List every line of the material below that contains the string "series", copying each such line in full. Count a line only when the letters match in case.

## MATERIAL PROVIDED:
• • • •

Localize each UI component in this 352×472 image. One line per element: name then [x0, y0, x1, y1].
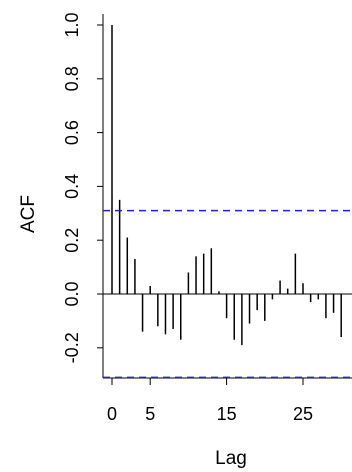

• • • •

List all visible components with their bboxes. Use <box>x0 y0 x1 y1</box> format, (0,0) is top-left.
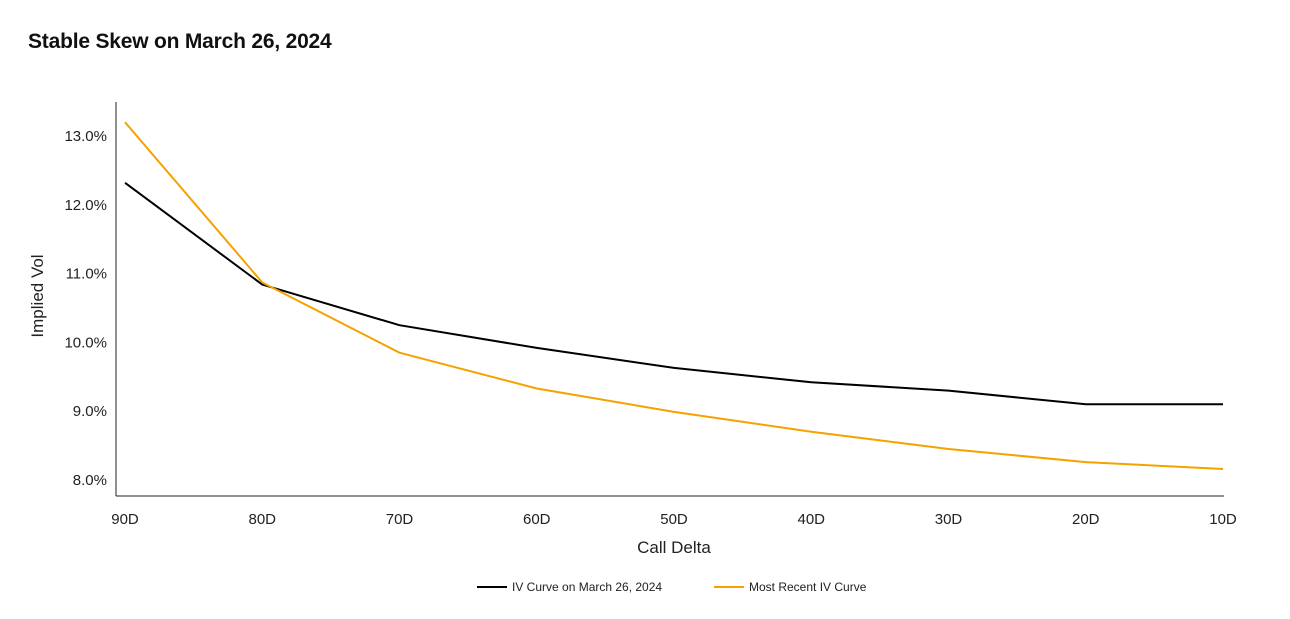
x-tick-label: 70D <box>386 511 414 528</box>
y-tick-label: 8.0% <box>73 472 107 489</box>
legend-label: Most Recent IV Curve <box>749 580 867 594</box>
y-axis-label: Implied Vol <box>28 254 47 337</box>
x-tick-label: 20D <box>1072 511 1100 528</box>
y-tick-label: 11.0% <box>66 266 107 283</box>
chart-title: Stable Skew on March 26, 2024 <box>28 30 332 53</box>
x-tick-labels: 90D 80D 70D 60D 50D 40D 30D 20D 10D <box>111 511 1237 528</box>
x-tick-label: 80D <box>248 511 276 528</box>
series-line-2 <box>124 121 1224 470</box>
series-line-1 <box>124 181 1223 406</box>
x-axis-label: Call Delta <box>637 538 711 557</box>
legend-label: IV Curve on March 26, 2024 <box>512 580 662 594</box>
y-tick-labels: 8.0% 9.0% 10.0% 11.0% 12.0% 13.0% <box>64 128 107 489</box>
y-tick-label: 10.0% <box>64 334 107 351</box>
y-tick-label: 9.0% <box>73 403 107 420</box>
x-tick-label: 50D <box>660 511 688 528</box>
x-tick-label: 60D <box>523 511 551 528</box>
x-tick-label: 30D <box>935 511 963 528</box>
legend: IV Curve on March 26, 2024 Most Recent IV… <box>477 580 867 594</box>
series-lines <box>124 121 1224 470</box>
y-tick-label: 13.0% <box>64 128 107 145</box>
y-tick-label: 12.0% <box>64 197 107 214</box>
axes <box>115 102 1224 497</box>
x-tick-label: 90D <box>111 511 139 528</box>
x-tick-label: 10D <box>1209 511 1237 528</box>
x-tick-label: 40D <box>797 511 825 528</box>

• • • •

## EXERCISE ANSWER:
series-line-2 <box>124 121 1224 470</box>
series-line-1 <box>124 181 1223 406</box>
series-lines <box>124 121 1224 470</box>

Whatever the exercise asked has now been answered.